* BRIEF *
Each entry below is to be extracted exactly.
□ □ □
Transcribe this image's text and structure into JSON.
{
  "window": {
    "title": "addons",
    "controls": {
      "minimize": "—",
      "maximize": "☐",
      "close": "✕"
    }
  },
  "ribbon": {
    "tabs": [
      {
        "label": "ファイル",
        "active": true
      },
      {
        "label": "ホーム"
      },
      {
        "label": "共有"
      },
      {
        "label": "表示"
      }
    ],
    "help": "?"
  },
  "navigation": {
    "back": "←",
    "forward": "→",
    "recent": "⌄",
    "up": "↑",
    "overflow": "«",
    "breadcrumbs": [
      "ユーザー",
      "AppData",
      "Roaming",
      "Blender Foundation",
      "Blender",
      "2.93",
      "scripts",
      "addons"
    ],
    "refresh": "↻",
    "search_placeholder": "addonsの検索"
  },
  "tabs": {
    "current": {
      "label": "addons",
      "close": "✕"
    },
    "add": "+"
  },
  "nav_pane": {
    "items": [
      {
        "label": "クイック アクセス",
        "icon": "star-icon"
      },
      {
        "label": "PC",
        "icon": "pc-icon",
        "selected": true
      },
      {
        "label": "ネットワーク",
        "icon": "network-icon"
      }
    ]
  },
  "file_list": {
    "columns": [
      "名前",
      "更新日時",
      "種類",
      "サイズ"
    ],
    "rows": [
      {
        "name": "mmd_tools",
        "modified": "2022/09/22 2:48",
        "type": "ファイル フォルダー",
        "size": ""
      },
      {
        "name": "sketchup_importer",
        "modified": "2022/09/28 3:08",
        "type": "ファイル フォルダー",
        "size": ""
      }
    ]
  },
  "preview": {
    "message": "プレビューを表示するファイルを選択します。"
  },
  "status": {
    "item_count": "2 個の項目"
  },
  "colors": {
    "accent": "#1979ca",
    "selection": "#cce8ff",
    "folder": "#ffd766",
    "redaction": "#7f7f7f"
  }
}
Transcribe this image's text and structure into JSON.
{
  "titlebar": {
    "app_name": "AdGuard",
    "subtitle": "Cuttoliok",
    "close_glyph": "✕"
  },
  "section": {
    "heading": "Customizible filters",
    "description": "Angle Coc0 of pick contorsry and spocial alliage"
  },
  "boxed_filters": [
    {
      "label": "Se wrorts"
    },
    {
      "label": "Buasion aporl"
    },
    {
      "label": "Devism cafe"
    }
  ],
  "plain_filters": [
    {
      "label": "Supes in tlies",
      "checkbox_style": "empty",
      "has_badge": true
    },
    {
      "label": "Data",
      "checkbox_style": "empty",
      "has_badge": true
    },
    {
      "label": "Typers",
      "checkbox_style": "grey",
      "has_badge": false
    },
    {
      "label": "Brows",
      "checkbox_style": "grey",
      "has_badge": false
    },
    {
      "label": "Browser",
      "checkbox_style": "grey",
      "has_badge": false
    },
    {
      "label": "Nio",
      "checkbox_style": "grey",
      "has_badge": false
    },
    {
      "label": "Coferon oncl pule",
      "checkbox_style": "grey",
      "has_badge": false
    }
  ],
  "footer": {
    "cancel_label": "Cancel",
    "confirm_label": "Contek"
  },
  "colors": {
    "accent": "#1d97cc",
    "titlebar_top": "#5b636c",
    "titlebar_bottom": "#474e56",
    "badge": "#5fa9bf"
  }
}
□ □ □
* RESPONSE *
Transcribe this image's text and structure into JSON.
{
  "window": {
    "title": "addons",
    "controls": {
      "minimize": "—",
      "maximize": "☐",
      "close": "✕"
    }
  },
  "ribbon": {
    "tabs": [
      {
        "label": "ファイル",
        "active": true
      },
      {
        "label": "ホーム"
      },
      {
        "label": "共有"
      },
      {
        "label": "表示"
      }
    ],
    "help": "?"
  },
  "navigation": {
    "back": "←",
    "forward": "→",
    "recent": "⌄",
    "up": "↑",
    "overflow": "«",
    "breadcrumbs": [
      "ユーザー",
      "AppData",
      "Roaming",
      "Blender Foundation",
      "Blender",
      "2.93",
      "scripts",
      "addons"
    ],
    "refresh": "↻",
    "search_placeholder": "addonsの検索"
  },
  "tabs": {
    "current": {
      "label": "addons",
      "close": "✕"
    },
    "add": "+"
  },
  "nav_pane": {
    "items": [
      {
        "label": "クイック アクセス",
        "icon": "star-icon"
      },
      {
        "label": "PC",
        "icon": "pc-icon",
        "selected": true
      },
      {
        "label": "ネットワーク",
        "icon": "network-icon"
      }
    ]
  },
  "file_list": {
    "columns": [
      "名前",
      "更新日時",
      "種類",
      "サイズ"
    ],
    "rows": [
      {
        "name": "mmd_tools",
        "modified": "2022/09/22 2:48",
        "type": "ファイル フォルダー",
        "size": ""
      },
      {
        "name": "sketchup_importer",
        "modified": "2022/09/28 3:08",
        "type": "ファイル フォルダー",
        "size": ""
      }
    ]
  },
  "preview": {
    "message": "プレビューを表示するファイルを選択します。"
  },
  "status": {
    "item_count": "2 個の項目"
  },
  "colors": {
    "accent": "#1979ca",
    "selection": "#cce8ff",
    "folder": "#ffd766",
    "redaction": "#7f7f7f"
  }
}
Transcribe this image's text and structure into JSON.
{
  "titlebar": {
    "app_name": "AdGuard",
    "subtitle": "Cuttoliok",
    "close_glyph": "✕"
  },
  "section": {
    "heading": "Customizible filters",
    "description": "Angle Coc0 of pick contorsry and spocial alliage"
  },
  "boxed_filters": [
    {
      "label": "Se wrorts"
    },
    {
      "label": "Buasion aporl"
    },
    {
      "label": "Devism cafe"
    }
  ],
  "plain_filters": [
    {
      "label": "Supes in tlies",
      "checkbox_style": "empty",
      "has_badge": true
    },
    {
      "label": "Data",
      "checkbox_style": "empty",
      "has_badge": true
    },
    {
      "label": "Typers",
      "checkbox_style": "grey",
      "has_badge": false
    },
    {
      "label": "Brows",
      "checkbox_style": "grey",
      "has_badge": false
    },
    {
      "label": "Browser",
      "checkbox_style": "grey",
      "has_badge": false
    },
    {
      "label": "Nio",
      "checkbox_style": "grey",
      "has_badge": false
    },
    {
      "label": "Coferon oncl pule",
      "checkbox_style": "grey",
      "has_badge": false
    }
  ],
  "footer": {
    "cancel_label": "Cancel",
    "confirm_label": "Contek"
  },
  "colors": {
    "accent": "#1d97cc",
    "titlebar_top": "#5b636c",
    "titlebar_bottom": "#474e56",
    "badge": "#5fa9bf"
  }
}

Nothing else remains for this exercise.